**What to do**: Set down every record once more, exactly as given.

Stored records:
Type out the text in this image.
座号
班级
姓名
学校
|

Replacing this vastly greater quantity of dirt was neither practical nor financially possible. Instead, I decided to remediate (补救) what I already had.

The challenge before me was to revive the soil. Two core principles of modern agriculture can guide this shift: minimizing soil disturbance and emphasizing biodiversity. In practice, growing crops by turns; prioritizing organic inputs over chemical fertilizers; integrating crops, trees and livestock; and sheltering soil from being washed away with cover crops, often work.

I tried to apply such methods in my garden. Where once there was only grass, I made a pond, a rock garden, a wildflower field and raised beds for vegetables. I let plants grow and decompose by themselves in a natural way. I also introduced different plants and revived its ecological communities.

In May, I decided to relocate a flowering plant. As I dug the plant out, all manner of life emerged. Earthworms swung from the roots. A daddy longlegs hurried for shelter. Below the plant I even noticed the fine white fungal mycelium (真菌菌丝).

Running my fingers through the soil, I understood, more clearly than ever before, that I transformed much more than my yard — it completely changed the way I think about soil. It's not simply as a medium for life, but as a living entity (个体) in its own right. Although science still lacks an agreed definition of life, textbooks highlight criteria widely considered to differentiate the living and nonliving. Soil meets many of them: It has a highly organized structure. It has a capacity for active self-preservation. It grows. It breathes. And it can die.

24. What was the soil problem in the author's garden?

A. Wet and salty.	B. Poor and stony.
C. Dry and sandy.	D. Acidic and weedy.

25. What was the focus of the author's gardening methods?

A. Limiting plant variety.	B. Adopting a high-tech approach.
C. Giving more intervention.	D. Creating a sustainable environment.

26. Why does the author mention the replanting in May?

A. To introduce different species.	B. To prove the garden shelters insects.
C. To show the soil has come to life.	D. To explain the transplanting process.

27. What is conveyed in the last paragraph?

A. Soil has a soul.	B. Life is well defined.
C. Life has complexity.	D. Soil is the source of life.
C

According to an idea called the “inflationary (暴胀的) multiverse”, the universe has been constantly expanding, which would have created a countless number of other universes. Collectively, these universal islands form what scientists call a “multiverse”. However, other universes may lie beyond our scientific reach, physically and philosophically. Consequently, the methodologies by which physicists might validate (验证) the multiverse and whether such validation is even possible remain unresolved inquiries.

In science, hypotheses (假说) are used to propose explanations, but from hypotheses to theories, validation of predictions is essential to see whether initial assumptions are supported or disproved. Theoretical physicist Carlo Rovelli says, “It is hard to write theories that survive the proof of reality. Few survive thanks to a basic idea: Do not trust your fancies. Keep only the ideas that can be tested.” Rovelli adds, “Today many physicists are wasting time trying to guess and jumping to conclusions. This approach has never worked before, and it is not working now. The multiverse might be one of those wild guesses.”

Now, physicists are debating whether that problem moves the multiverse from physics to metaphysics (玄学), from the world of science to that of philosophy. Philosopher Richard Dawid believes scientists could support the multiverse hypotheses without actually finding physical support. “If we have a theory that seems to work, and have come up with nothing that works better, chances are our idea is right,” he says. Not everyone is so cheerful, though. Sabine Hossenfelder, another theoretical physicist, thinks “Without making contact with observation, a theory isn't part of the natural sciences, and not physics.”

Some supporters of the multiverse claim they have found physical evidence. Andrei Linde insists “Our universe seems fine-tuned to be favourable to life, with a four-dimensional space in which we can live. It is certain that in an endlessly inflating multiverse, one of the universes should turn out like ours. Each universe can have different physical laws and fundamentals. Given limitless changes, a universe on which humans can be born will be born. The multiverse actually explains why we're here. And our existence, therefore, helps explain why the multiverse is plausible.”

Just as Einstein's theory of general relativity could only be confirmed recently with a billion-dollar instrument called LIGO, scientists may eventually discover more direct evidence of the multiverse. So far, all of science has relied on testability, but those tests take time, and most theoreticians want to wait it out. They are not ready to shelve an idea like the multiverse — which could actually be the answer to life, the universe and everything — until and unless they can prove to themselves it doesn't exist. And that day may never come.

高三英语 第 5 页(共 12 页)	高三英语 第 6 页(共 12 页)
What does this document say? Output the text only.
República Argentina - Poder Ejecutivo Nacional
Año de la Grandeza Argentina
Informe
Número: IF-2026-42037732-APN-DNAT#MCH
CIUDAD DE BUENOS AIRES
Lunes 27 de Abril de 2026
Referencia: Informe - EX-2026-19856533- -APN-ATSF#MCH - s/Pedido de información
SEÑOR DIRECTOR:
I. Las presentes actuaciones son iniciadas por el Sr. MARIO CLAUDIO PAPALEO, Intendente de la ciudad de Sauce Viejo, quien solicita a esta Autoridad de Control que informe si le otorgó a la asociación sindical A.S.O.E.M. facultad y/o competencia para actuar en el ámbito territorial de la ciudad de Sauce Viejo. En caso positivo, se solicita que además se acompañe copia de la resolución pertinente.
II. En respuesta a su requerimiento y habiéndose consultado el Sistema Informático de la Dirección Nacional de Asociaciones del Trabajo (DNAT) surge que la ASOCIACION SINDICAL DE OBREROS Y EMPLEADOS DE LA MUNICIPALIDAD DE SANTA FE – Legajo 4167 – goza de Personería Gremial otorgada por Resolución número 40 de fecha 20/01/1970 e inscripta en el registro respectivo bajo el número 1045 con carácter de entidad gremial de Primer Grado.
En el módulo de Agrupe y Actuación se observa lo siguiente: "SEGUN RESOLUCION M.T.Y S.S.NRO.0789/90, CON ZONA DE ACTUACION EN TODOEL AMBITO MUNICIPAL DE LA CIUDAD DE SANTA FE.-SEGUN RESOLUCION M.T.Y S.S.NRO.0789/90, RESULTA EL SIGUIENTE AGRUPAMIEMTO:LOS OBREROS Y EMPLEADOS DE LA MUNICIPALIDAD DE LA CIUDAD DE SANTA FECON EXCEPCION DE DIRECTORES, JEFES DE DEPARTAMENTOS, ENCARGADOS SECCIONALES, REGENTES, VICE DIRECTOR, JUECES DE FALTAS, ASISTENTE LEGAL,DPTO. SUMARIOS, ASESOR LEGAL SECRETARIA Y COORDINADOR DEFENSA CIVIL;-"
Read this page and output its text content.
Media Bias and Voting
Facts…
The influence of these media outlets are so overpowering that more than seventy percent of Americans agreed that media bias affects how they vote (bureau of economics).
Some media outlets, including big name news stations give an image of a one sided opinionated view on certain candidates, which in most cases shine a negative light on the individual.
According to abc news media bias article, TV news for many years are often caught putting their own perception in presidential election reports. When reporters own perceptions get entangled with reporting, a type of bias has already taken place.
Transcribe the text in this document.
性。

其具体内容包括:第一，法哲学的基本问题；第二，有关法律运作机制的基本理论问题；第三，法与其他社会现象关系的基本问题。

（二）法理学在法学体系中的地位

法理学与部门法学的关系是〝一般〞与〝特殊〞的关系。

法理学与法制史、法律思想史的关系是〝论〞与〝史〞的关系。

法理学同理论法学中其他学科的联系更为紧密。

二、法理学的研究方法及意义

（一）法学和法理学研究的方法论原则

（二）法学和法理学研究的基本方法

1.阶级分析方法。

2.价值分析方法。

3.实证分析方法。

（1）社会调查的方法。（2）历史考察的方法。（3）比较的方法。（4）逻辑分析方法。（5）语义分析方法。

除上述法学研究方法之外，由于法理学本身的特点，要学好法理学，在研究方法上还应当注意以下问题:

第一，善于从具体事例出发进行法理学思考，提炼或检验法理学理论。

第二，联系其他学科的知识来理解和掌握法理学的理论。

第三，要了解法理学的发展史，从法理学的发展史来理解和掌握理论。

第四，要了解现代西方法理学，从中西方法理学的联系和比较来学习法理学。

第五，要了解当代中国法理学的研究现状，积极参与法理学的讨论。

**Right answer**:
Type out the text in this image.
座号
班级
姓名
学校
|

Replacing this vastly greater quantity of dirt was neither practical nor financially possible. Instead, I decided to remediate (补救) what I already had.

The challenge before me was to revive the soil. Two core principles of modern agriculture can guide this shift: minimizing soil disturbance and emphasizing biodiversity. In practice, growing crops by turns; prioritizing organic inputs over chemical fertilizers; integrating crops, trees and livestock; and sheltering soil from being washed away with cover crops, often work.

I tried to apply such methods in my garden. Where once there was only grass, I made a pond, a rock garden, a wildflower field and raised beds for vegetables. I let plants grow and decompose by themselves in a natural way. I also introduced different plants and revived its ecological communities.

In May, I decided to relocate a flowering plant. As I dug the plant out, all manner of life emerged. Earthworms swung from the roots. A daddy longlegs hurried for shelter. Below the plant I even noticed the fine white fungal mycelium (真菌菌丝).

Running my fingers through the soil, I understood, more clearly than ever before, that I transformed much more than my yard — it completely changed the way I think about soil. It's not simply as a medium for life, but as a living entity (个体) in its own right. Although science still lacks an agreed definition of life, textbooks highlight criteria widely considered to differentiate the living and nonliving. Soil meets many of them: It has a highly organized structure. It has a capacity for active self-preservation. It grows. It breathes. And it can die.

24. What was the soil problem in the author's garden?

A. Wet and salty.	B. Poor and stony.
C. Dry and sandy.	D. Acidic and weedy.

25. What was the focus of the author's gardening methods?

A. Limiting plant variety.	B. Adopting a high-tech approach.
C. Giving more intervention.	D. Creating a sustainable environment.

26. Why does the author mention the replanting in May?

A. To introduce different species.	B. To prove the garden shelters insects.
C. To show the soil has come to life.	D. To explain the transplanting process.

27. What is conveyed in the last paragraph?

A. Soil has a soul.	B. Life is well defined.
C. Life has complexity.	D. Soil is the source of life.
C

According to an idea called the “inflationary (暴胀的) multiverse”, the universe has been constantly expanding, which would have created a countless number of other universes. Collectively, these universal islands form what scientists call a “multiverse”. However, other universes may lie beyond our scientific reach, physically and philosophically. Consequently, the methodologies by which physicists might validate (验证) the multiverse and whether such validation is even possible remain unresolved inquiries.

In science, hypotheses (假说) are used to propose explanations, but from hypotheses to theories, validation of predictions is essential to see whether initial assumptions are supported or disproved. Theoretical physicist Carlo Rovelli says, “It is hard to write theories that survive the proof of reality. Few survive thanks to a basic idea: Do not trust your fancies. Keep only the ideas that can be tested.” Rovelli adds, “Today many physicists are wasting time trying to guess and jumping to conclusions. This approach has never worked before, and it is not working now. The multiverse might be one of those wild guesses.”

Now, physicists are debating whether that problem moves the multiverse from physics to metaphysics (玄学), from the world of science to that of philosophy. Philosopher Richard Dawid believes scientists could support the multiverse hypotheses without actually finding physical support. “If we have a theory that seems to work, and have come up with nothing that works better, chances are our idea is right,” he says. Not everyone is so cheerful, though. Sabine Hossenfelder, another theoretical physicist, thinks “Without making contact with observation, a theory isn't part of the natural sciences, and not physics.”

Some supporters of the multiverse claim they have found physical evidence. Andrei Linde insists “Our universe seems fine-tuned to be favourable to life, with a four-dimensional space in which we can live. It is certain that in an endlessly inflating multiverse, one of the universes should turn out like ours. Each universe can have different physical laws and fundamentals. Given limitless changes, a universe on which humans can be born will be born. The multiverse actually explains why we're here. And our existence, therefore, helps explain why the multiverse is plausible.”

Just as Einstein's theory of general relativity could only be confirmed recently with a billion-dollar instrument called LIGO, scientists may eventually discover more direct evidence of the multiverse. So far, all of science has relied on testability, but those tests take time, and most theoreticians want to wait it out. They are not ready to shelve an idea like the multiverse — which could actually be the answer to life, the universe and everything — until and unless they can prove to themselves it doesn't exist. And that day may never come.

高三英语 第 5 页(共 12 页)	高三英语 第 6 页(共 12 页)
What does this document say? Output the text only.
República Argentina - Poder Ejecutivo Nacional
Año de la Grandeza Argentina
Informe
Número: IF-2026-42037732-APN-DNAT#MCH
CIUDAD DE BUENOS AIRES
Lunes 27 de Abril de 2026
Referencia: Informe - EX-2026-19856533- -APN-ATSF#MCH - s/Pedido de información
SEÑOR DIRECTOR:
I. Las presentes actuaciones son iniciadas por el Sr. MARIO CLAUDIO PAPALEO, Intendente de la ciudad de Sauce Viejo, quien solicita a esta Autoridad de Control que informe si le otorgó a la asociación sindical A.S.O.E.M. facultad y/o competencia para actuar en el ámbito territorial de la ciudad de Sauce Viejo. En caso positivo, se solicita que además se acompañe copia de la resolución pertinente.
II. En respuesta a su requerimiento y habiéndose consultado el Sistema Informático de la Dirección Nacional de Asociaciones del Trabajo (DNAT) surge que la ASOCIACION SINDICAL DE OBREROS Y EMPLEADOS DE LA MUNICIPALIDAD DE SANTA FE – Legajo 4167 – goza de Personería Gremial otorgada por Resolución número 40 de fecha 20/01/1970 e inscripta en el registro respectivo bajo el número 1045 con carácter de entidad gremial de Primer Grado.
En el módulo de Agrupe y Actuación se observa lo siguiente: "SEGUN RESOLUCION M.T.Y S.S.NRO.0789/90, CON ZONA DE ACTUACION EN TODOEL AMBITO MUNICIPAL DE LA CIUDAD DE SANTA FE.-SEGUN RESOLUCION M.T.Y S.S.NRO.0789/90, RESULTA EL SIGUIENTE AGRUPAMIEMTO:LOS OBREROS Y EMPLEADOS DE LA MUNICIPALIDAD DE LA CIUDAD DE SANTA FECON EXCEPCION DE DIRECTORES, JEFES DE DEPARTAMENTOS, ENCARGADOS SECCIONALES, REGENTES, VICE DIRECTOR, JUECES DE FALTAS, ASISTENTE LEGAL,DPTO. SUMARIOS, ASESOR LEGAL SECRETARIA Y COORDINADOR DEFENSA CIVIL;-"
Read this page and output its text content.
Media Bias and Voting
Facts…
The influence of these media outlets are so overpowering that more than seventy percent of Americans agreed that media bias affects how they vote (bureau of economics).
Some media outlets, including big name news stations give an image of a one sided opinionated view on certain candidates, which in most cases shine a negative light on the individual.
According to abc news media bias article, TV news for many years are often caught putting their own perception in presidential election reports. When reporters own perceptions get entangled with reporting, a type of bias has already taken place.
Transcribe the text in this document.
性。

其具体内容包括:第一，法哲学的基本问题；第二，有关法律运作机制的基本理论问题；第三，法与其他社会现象关系的基本问题。

（二）法理学在法学体系中的地位

法理学与部门法学的关系是〝一般〞与〝特殊〞的关系。

法理学与法制史、法律思想史的关系是〝论〞与〝史〞的关系。

法理学同理论法学中其他学科的联系更为紧密。

二、法理学的研究方法及意义

（一）法学和法理学研究的方法论原则

（二）法学和法理学研究的基本方法

1.阶级分析方法。

2.价值分析方法。

3.实证分析方法。

（1）社会调查的方法。（2）历史考察的方法。（3）比较的方法。（4）逻辑分析方法。（5）语义分析方法。

除上述法学研究方法之外，由于法理学本身的特点，要学好法理学，在研究方法上还应当注意以下问题:

第一，善于从具体事例出发进行法理学思考，提炼或检验法理学理论。

第二，联系其他学科的知识来理解和掌握法理学的理论。

第三，要了解法理学的发展史，从法理学的发展史来理解和掌握理论。

第四，要了解现代西方法理学，从中西方法理学的联系和比较来学习法理学。

第五，要了解当代中国法理学的研究现状，积极参与法理学的讨论。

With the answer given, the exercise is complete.